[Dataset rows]
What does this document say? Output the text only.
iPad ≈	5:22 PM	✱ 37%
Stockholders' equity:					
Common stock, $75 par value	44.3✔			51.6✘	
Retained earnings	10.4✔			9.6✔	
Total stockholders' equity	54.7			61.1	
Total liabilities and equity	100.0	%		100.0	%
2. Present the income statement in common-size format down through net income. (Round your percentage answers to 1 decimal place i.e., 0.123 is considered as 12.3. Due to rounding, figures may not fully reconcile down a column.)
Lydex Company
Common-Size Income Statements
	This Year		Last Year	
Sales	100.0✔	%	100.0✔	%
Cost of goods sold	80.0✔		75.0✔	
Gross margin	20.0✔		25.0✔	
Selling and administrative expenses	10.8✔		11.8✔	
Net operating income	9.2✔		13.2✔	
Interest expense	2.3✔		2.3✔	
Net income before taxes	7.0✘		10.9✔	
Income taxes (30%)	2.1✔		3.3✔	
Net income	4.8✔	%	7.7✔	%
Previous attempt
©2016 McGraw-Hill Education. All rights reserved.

## Short problem
Reproduce the full listing above, character for character.

## Task solution
What does this document say? Output the text only.
iPad ≈	5:22 PM	✱ 37%
Stockholders' equity:					
Common stock, $75 par value	44.3✔			51.6✘	
Retained earnings	10.4✔			9.6✔	
Total stockholders' equity	54.7			61.1	
Total liabilities and equity	100.0	%		100.0	%
2. Present the income statement in common-size format down through net income. (Round your percentage answers to 1 decimal place i.e., 0.123 is considered as 12.3. Due to rounding, figures may not fully reconcile down a column.)
Lydex Company
Common-Size Income Statements
	This Year		Last Year	
Sales	100.0✔	%	100.0✔	%
Cost of goods sold	80.0✔		75.0✔	
Gross margin	20.0✔		25.0✔	
Selling and administrative expenses	10.8✔		11.8✔	
Net operating income	9.2✔		13.2✔	
Interest expense	2.3✔		2.3✔	
Net income before taxes	7.0✘		10.9✔	
Income taxes (30%)	2.1✔		3.3✔	
Net income	4.8✔	%	7.7✔	%
Previous attempt
©2016 McGraw-Hill Education. All rights reserved.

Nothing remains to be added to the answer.